━━━ Extracted data
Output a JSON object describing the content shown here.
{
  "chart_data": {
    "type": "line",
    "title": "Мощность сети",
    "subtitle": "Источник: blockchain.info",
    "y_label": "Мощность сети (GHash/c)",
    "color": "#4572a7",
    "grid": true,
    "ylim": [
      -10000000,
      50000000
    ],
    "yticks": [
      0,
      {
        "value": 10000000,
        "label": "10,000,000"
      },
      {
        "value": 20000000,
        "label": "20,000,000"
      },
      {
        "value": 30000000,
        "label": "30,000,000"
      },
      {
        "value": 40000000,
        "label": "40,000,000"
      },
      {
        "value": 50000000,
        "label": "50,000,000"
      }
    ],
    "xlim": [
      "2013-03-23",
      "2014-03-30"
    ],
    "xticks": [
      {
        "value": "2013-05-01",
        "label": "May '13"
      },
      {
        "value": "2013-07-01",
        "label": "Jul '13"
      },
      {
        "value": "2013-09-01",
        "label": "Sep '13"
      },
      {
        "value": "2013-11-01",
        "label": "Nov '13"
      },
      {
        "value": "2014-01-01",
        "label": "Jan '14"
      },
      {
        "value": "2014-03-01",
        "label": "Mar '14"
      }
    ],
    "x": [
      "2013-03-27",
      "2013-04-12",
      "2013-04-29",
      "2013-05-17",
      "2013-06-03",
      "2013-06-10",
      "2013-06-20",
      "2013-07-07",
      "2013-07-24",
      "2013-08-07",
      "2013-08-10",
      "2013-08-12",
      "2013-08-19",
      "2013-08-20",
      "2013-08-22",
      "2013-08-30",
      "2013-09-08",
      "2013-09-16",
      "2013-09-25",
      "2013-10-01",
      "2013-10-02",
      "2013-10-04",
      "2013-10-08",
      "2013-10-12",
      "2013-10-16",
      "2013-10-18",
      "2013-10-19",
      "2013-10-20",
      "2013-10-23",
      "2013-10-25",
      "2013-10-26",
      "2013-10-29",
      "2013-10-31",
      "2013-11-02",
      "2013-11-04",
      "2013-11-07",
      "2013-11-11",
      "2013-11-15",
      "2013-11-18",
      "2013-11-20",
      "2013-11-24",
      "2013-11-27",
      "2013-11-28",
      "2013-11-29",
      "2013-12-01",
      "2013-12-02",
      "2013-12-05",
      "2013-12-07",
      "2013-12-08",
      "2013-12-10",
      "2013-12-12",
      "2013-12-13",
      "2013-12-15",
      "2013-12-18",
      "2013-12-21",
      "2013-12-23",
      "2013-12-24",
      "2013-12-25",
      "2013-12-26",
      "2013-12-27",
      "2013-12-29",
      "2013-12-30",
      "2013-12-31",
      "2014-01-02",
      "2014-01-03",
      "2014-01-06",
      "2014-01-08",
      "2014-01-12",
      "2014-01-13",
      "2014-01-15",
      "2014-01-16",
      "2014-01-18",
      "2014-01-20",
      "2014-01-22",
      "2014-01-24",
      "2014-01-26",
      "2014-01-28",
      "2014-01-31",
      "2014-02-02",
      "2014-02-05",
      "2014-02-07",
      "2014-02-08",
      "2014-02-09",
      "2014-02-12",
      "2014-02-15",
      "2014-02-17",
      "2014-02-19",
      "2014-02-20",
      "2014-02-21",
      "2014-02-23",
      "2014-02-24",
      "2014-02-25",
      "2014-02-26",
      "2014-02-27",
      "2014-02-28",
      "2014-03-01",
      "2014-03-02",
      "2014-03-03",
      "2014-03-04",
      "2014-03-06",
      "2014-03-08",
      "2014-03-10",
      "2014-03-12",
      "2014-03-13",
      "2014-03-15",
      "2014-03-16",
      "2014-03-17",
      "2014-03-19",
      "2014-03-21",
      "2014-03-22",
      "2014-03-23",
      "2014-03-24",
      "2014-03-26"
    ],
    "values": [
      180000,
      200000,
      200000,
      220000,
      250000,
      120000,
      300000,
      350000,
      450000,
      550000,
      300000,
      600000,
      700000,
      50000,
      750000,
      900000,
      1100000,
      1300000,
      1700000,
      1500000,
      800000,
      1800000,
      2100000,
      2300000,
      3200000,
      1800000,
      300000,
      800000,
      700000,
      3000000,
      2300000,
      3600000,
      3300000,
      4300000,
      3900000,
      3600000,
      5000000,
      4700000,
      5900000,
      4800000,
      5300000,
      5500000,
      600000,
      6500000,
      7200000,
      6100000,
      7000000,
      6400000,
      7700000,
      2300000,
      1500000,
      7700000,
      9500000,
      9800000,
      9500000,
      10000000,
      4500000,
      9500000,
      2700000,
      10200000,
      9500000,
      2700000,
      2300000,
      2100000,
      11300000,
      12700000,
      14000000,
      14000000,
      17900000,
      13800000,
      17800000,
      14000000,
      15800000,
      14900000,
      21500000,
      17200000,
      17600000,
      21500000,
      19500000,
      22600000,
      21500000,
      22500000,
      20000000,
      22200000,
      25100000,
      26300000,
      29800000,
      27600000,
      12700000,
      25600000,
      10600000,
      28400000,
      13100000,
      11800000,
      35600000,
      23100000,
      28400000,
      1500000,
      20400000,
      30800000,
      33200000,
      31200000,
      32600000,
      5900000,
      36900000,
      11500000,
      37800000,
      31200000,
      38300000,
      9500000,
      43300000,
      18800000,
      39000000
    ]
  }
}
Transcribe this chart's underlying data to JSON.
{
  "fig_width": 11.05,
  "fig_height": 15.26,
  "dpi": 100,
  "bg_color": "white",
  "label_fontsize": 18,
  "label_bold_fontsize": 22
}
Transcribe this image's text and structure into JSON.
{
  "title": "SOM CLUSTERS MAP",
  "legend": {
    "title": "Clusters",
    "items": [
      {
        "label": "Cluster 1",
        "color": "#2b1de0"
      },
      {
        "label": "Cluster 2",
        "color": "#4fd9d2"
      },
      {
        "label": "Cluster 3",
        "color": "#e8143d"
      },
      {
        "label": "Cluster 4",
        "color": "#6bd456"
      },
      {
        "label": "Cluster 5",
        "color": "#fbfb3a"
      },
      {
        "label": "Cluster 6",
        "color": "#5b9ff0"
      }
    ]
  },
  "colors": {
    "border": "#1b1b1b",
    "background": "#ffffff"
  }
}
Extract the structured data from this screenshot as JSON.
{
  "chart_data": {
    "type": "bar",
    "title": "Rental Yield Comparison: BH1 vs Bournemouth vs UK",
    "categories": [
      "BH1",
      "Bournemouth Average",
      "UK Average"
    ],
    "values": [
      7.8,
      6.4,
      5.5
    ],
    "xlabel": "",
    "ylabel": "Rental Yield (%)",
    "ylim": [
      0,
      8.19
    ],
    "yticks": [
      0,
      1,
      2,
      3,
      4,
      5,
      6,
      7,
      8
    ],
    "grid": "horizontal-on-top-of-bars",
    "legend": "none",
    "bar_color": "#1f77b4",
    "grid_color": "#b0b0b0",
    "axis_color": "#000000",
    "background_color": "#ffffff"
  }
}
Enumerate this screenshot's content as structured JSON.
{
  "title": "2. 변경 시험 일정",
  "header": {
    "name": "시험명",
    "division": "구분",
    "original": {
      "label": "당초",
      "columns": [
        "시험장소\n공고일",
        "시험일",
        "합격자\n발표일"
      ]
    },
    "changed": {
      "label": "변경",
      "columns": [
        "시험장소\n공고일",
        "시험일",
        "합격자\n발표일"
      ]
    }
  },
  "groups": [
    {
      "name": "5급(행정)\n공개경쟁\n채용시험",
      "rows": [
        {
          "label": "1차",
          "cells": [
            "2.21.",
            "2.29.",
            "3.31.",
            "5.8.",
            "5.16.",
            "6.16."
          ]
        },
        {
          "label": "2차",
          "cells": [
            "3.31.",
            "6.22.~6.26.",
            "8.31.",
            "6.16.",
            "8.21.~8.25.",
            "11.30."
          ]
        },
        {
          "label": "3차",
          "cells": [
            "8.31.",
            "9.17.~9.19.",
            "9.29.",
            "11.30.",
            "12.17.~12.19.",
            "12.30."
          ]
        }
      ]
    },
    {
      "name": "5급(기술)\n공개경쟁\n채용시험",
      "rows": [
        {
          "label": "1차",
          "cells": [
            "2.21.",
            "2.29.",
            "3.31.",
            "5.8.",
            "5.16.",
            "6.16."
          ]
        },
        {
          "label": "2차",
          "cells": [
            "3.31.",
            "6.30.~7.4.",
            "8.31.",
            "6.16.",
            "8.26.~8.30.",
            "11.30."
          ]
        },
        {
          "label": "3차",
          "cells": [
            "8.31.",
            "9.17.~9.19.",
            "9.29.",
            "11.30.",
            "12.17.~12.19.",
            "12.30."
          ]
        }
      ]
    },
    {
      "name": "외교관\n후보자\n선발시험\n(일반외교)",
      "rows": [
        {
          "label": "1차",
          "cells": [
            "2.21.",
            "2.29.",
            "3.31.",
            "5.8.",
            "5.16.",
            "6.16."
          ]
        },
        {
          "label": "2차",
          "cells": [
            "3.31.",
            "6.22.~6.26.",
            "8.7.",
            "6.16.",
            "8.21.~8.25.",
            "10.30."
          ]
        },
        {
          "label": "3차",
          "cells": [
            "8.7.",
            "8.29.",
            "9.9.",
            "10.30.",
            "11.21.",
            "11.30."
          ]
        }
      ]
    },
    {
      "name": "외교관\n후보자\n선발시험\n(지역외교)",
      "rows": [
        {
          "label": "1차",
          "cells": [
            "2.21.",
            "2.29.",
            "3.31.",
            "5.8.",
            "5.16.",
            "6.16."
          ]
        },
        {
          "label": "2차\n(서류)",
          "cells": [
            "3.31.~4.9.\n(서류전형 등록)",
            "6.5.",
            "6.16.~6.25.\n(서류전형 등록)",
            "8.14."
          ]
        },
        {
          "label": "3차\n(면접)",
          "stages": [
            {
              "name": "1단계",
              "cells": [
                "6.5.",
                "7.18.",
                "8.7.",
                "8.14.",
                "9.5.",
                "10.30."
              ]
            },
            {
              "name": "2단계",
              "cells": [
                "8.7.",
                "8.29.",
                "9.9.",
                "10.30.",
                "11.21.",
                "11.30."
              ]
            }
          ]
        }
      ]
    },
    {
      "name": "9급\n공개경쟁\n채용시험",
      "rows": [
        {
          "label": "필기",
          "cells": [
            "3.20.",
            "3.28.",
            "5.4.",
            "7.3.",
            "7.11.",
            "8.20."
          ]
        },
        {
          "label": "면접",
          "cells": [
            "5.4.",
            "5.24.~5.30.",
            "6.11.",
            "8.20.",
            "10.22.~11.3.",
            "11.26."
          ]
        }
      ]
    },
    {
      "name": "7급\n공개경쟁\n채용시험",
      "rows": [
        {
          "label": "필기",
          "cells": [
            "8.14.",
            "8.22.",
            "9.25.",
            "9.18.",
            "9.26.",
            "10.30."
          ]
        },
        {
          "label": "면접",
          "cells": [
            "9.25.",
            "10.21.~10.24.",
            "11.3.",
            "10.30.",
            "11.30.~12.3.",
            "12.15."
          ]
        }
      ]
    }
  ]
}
━━━━━━
• Task to carry out:
Using the records above, pull out each line where the word "Bournemouth" occurs.

• Correct output:
    "title": "Rental Yield Comparison: BH1 vs Bournemouth vs UK",
      "Bournemouth Average",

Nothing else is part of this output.